Data records:
↓

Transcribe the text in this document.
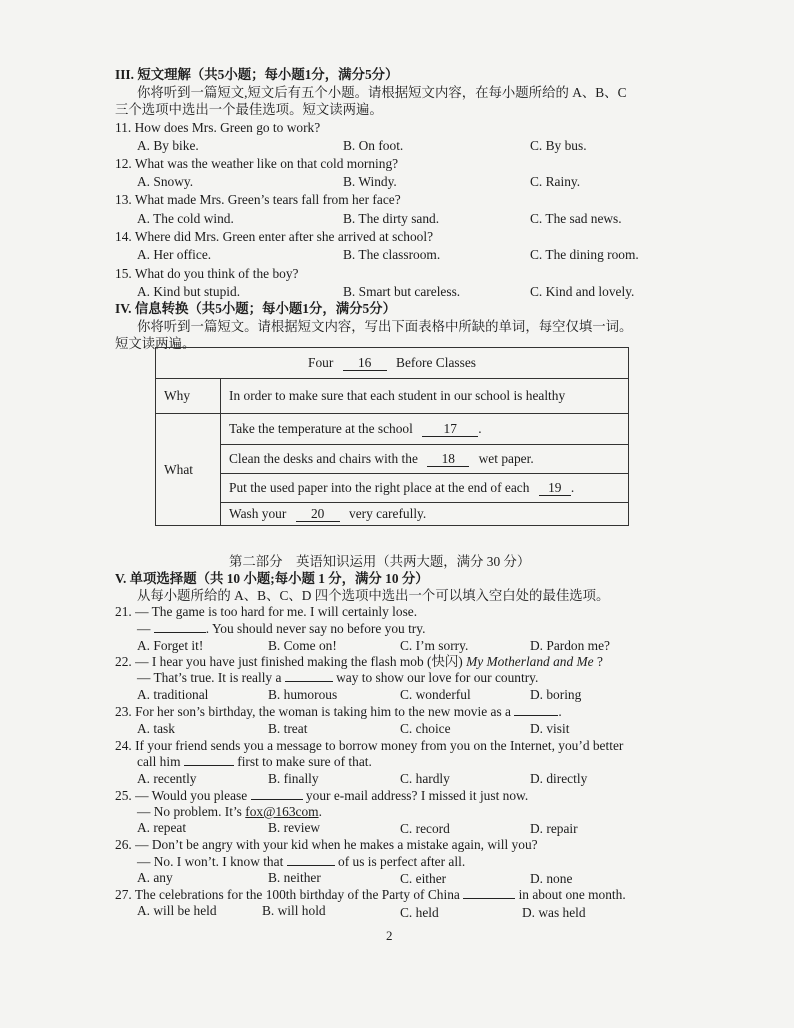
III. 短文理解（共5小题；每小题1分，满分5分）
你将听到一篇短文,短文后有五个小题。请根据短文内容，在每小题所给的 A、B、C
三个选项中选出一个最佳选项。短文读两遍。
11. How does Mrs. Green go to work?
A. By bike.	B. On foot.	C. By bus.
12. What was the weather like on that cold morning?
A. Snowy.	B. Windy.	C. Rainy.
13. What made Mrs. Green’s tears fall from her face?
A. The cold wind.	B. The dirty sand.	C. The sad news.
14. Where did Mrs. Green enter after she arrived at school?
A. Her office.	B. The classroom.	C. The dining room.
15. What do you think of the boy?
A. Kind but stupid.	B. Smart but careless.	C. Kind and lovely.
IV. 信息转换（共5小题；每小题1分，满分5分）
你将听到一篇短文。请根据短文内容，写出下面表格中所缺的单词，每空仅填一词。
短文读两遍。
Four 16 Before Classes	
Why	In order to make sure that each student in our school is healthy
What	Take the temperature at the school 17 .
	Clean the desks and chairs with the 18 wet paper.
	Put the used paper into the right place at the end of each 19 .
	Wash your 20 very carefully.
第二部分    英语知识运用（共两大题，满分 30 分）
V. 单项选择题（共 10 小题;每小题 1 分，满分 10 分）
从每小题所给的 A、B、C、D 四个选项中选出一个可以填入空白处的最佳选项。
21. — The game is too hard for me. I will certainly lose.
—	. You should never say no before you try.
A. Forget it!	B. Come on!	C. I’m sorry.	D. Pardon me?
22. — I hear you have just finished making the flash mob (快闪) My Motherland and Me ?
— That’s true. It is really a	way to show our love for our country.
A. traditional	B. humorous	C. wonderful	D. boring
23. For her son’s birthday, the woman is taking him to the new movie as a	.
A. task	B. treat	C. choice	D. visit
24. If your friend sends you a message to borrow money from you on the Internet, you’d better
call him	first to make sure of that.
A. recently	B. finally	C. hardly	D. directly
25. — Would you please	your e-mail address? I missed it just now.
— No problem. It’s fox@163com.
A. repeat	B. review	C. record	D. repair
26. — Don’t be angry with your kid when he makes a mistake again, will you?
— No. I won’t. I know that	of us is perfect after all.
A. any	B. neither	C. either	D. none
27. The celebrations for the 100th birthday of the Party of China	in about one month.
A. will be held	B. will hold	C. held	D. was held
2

↑

** WORK TO BE COMPLETED **
Pull out all lines from the listing that contain the string "cold".

** TASK SOLUTION **
12. What was the weather like on that cold morning?
A. The cold wind.	B. The dirty sand.	C. The sad news.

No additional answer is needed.